======== Task input ========

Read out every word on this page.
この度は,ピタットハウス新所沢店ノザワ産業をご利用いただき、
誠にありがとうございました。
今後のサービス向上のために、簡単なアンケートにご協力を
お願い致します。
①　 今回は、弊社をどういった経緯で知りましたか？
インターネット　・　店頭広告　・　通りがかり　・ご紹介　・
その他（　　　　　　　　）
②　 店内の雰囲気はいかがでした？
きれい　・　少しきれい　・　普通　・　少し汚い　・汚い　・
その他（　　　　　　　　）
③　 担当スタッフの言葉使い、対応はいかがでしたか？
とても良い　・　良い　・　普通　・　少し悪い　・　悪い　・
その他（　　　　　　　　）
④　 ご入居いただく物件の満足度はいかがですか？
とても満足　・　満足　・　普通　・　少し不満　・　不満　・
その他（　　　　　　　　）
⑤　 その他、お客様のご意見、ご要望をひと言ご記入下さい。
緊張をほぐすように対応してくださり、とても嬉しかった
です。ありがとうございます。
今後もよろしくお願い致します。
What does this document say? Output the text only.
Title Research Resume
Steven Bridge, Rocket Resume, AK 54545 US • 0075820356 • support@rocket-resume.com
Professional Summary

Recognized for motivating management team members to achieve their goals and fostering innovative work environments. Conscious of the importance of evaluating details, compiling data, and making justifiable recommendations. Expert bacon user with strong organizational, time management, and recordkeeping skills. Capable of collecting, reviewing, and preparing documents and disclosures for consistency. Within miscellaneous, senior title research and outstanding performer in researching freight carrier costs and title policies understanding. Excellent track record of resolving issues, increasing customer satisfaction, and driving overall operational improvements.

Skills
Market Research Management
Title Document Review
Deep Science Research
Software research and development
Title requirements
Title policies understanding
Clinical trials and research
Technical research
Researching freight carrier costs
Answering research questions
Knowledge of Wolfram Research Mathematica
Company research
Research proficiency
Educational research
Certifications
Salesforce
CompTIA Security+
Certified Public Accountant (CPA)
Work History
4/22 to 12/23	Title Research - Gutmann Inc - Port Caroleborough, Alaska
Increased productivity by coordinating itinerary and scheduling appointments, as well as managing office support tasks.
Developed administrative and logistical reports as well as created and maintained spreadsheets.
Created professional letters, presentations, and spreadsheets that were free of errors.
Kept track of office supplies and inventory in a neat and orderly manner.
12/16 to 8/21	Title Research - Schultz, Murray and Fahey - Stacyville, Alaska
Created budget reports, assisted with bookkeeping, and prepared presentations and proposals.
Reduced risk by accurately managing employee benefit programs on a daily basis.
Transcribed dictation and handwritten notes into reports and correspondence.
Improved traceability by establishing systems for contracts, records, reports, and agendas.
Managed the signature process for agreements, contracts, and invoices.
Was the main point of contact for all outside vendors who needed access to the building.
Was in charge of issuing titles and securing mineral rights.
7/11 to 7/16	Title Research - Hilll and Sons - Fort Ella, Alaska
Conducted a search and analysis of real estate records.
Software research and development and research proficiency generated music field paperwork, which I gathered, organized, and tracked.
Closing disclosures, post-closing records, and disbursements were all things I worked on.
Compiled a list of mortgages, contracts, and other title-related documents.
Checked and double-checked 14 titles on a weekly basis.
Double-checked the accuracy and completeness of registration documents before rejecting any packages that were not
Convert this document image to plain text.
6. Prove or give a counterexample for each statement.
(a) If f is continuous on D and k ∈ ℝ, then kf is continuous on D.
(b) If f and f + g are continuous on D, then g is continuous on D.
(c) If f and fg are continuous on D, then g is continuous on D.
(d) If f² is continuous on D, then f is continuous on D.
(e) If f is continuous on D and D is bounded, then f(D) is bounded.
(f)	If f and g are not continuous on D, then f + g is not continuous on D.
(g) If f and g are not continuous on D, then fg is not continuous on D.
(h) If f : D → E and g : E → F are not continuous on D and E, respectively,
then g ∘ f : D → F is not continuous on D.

========

**Task objective:** Each line in the listing above either holds the string "support" or does not; state how many do, giving the number only.

**Result for this task:** 2